*Set problem*
Make an exact copy of the entries, and keep any pictures out of it.

(Source data)
* * *
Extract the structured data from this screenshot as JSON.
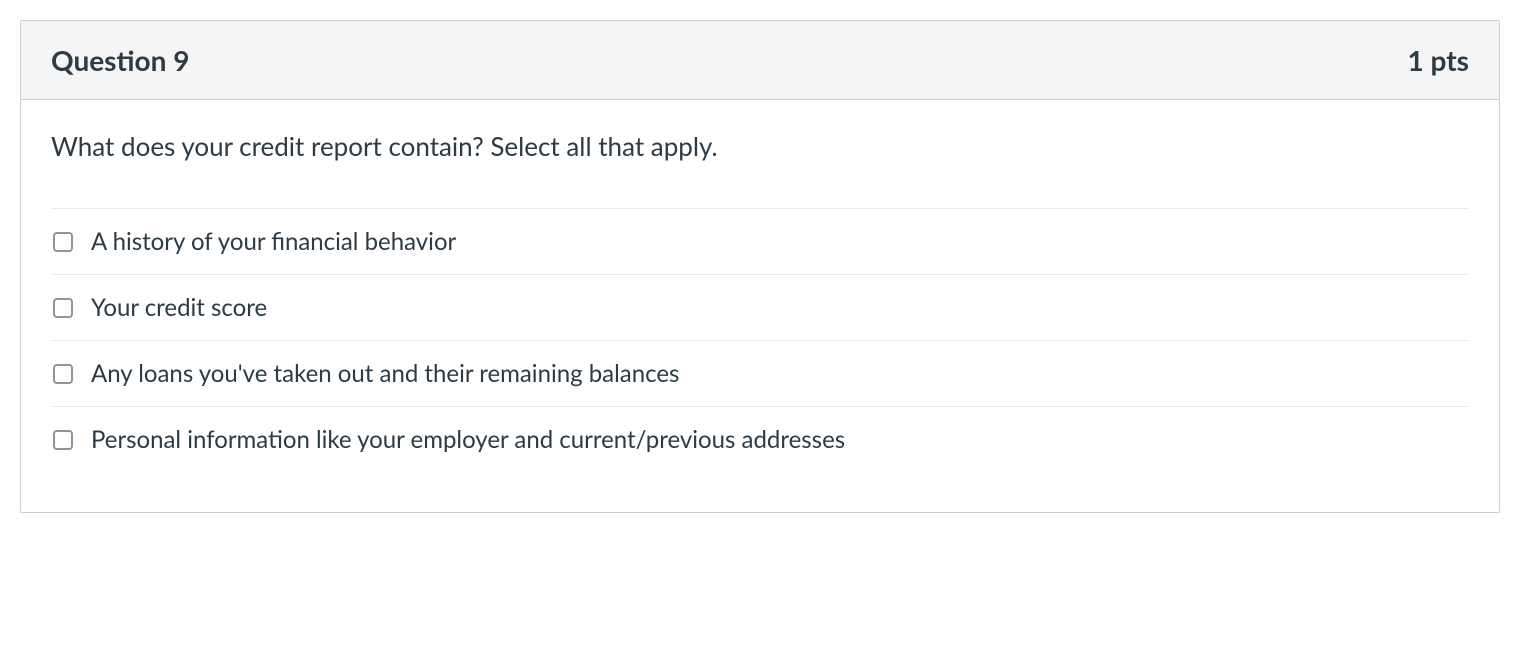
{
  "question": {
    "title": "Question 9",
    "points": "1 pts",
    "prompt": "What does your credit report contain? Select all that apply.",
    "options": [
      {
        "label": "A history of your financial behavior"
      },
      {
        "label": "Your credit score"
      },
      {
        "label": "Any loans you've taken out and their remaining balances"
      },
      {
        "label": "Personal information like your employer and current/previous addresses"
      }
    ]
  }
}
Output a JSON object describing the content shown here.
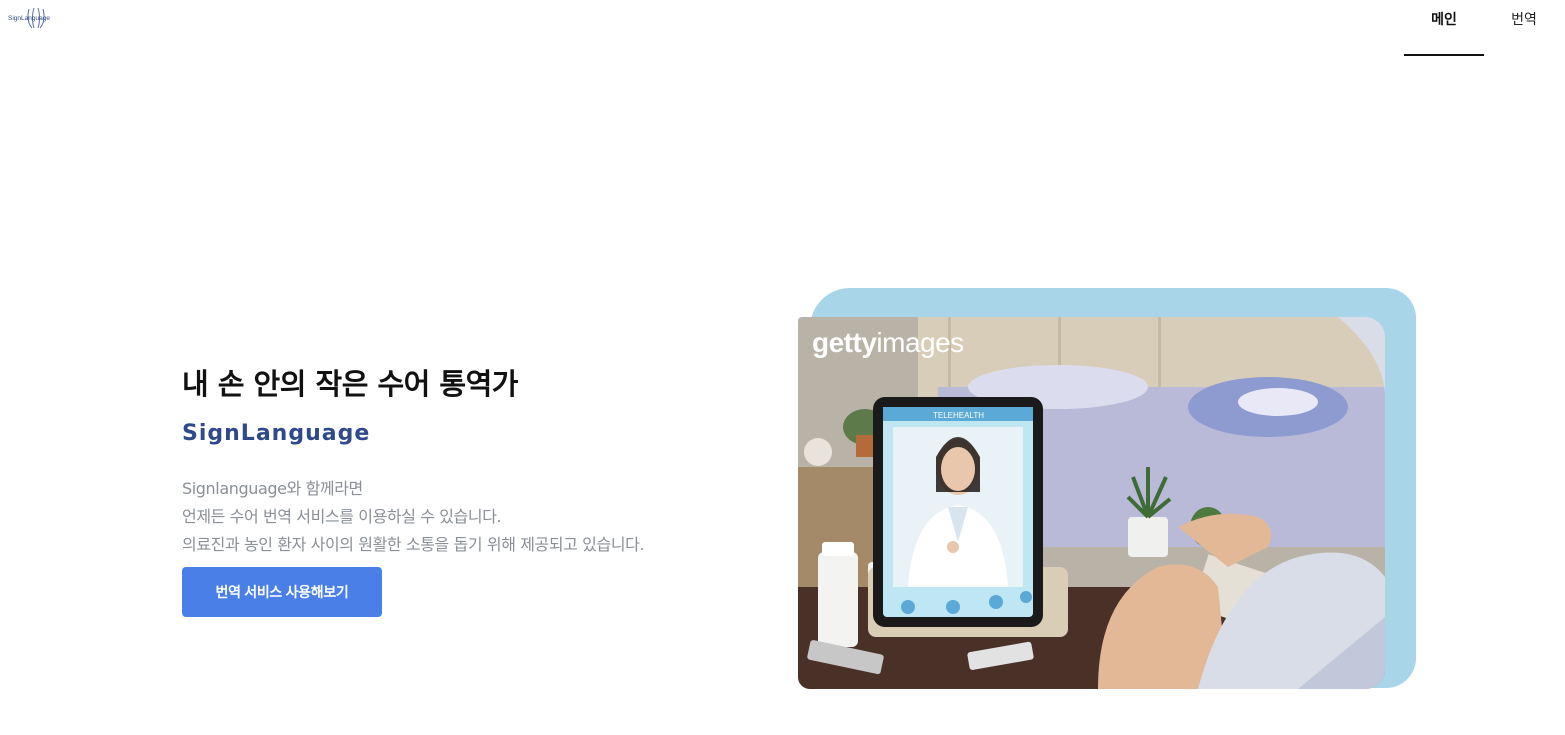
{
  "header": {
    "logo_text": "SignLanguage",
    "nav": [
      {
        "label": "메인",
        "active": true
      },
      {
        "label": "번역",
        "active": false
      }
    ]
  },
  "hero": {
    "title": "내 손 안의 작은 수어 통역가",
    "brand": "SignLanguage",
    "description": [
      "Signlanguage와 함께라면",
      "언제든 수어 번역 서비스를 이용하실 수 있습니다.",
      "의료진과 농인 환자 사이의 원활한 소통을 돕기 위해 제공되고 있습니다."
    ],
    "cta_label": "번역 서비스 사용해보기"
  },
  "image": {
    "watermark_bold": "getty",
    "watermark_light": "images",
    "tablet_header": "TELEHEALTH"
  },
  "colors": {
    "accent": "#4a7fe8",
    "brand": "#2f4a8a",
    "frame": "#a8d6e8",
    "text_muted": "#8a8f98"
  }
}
* * *
*Result below*
Extract the structured data from this screenshot as JSON.
{
  "question": {
    "title": "Question 9",
    "points": "1 pts",
    "prompt": "What does your credit report contain? Select all that apply.",
    "options": [
      {
        "label": "A history of your financial behavior"
      },
      {
        "label": "Your credit score"
      },
      {
        "label": "Any loans you've taken out and their remaining balances"
      },
      {
        "label": "Personal information like your employer and current/previous addresses"
      }
    ]
  }
}
Output a JSON object describing the content shown here.
{
  "header": {
    "logo_text": "SignLanguage",
    "nav": [
      {
        "label": "메인",
        "active": true
      },
      {
        "label": "번역",
        "active": false
      }
    ]
  },
  "hero": {
    "title": "내 손 안의 작은 수어 통역가",
    "brand": "SignLanguage",
    "description": [
      "Signlanguage와 함께라면",
      "언제든 수어 번역 서비스를 이용하실 수 있습니다.",
      "의료진과 농인 환자 사이의 원활한 소통을 돕기 위해 제공되고 있습니다."
    ],
    "cta_label": "번역 서비스 사용해보기"
  },
  "image": {
    "watermark_bold": "getty",
    "watermark_light": "images",
    "tablet_header": "TELEHEALTH"
  },
  "colors": {
    "accent": "#4a7fe8",
    "brand": "#2f4a8a",
    "frame": "#a8d6e8",
    "text_muted": "#8a8f98"
  }
}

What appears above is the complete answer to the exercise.